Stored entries
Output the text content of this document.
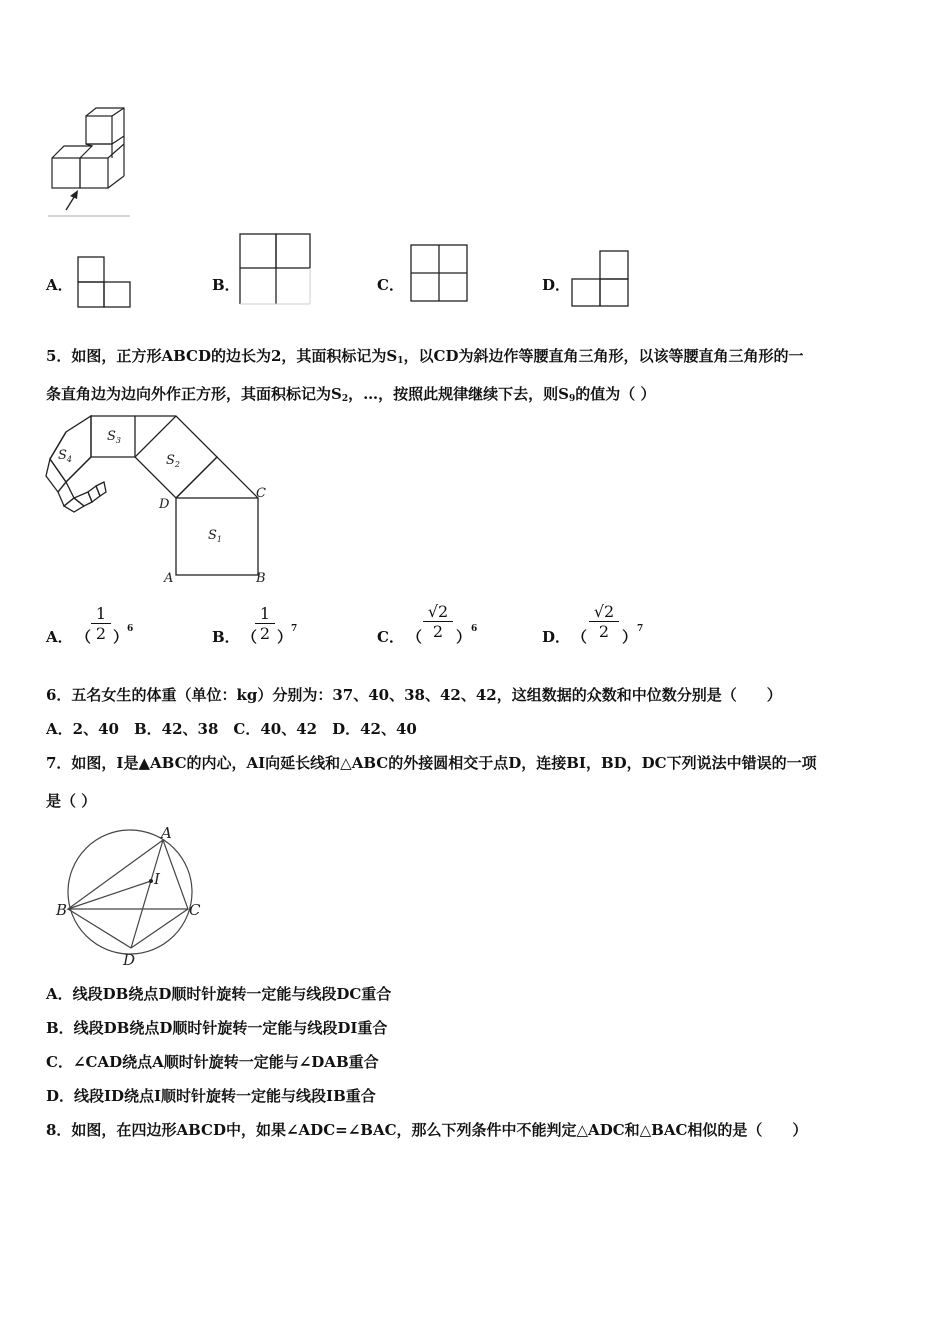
A．	B．	C．	D．
5．如图，正方形ABCD的边长为2，其面积标记为$S_1$，以CD为斜边作等腰直角三角形，以该等腰直角三角形的一
条直角边为边向外作正方形，其面积标记为$S_2$，…，按照此规律继续下去，则$S_9$的值为（ ）
$S_1$
$S_2$
$S_3$
$S_4$
A	B
C
D
A． （ $\frac{1}{2}$ ）
6	B． （
$\frac{1}{2}$ ）
7	C． （ $\frac{√2}{2}$ ） 6	D． （ $\frac{√2}{2}$ ） 7
6．五名女生的体重（单位：kg）分别为：37、40、38、42、42，这组数据的众数和中位数分别是（　　）
A．2、40　B．42、38　C．40、42　D．42、40
7．如图，I是▲ABC的内心，AI向延长线和△ABC的外接圆相交于点D，连接BI，BD，DC下列说法中错误的一项
是（ ）
A
B	C
D
I
A．线段DB绕点D顺时针旋转一定能与线段DC重合
B．线段DB绕点D顺时针旋转一定能与线段DI重合
C．∠CAD绕点A顺时针旋转一定能与∠DAB重合
D．线段ID绕点I顺时针旋转一定能与线段IB重合
8．如图，在四边形ABCD中，如果∠ADC=∠BAC，那么下列条件中不能判定△ADC和△BAC相似的是（　　）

| GIVEN EXERCISE |
Set the data above down again exactly as given, with no pictures.

| ANSWER TO THIS EXERCISE |
Output the text content of this document.
A．	B．	C．	D．
5．如图，正方形ABCD的边长为2，其面积标记为$S_1$，以CD为斜边作等腰直角三角形，以该等腰直角三角形的一
条直角边为边向外作正方形，其面积标记为$S_2$，…，按照此规律继续下去，则$S_9$的值为（ ）
$S_1$
$S_2$
$S_3$
$S_4$
A	B
C
D
A． （ $\frac{1}{2}$ ）
6	B． （
$\frac{1}{2}$ ）
7	C． （ $\frac{√2}{2}$ ） 6	D． （ $\frac{√2}{2}$ ） 7
6．五名女生的体重（单位：kg）分别为：37、40、38、42、42，这组数据的众数和中位数分别是（　　）
A．2、40　B．42、38　C．40、42　D．42、40
7．如图，I是▲ABC的内心，AI向延长线和△ABC的外接圆相交于点D，连接BI，BD，DC下列说法中错误的一项
是（ ）
A
B	C
D
I
A．线段DB绕点D顺时针旋转一定能与线段DC重合
B．线段DB绕点D顺时针旋转一定能与线段DI重合
C．∠CAD绕点A顺时针旋转一定能与∠DAB重合
D．线段ID绕点I顺时针旋转一定能与线段IB重合
8．如图，在四边形ABCD中，如果∠ADC=∠BAC，那么下列条件中不能判定△ADC和△BAC相似的是（　　）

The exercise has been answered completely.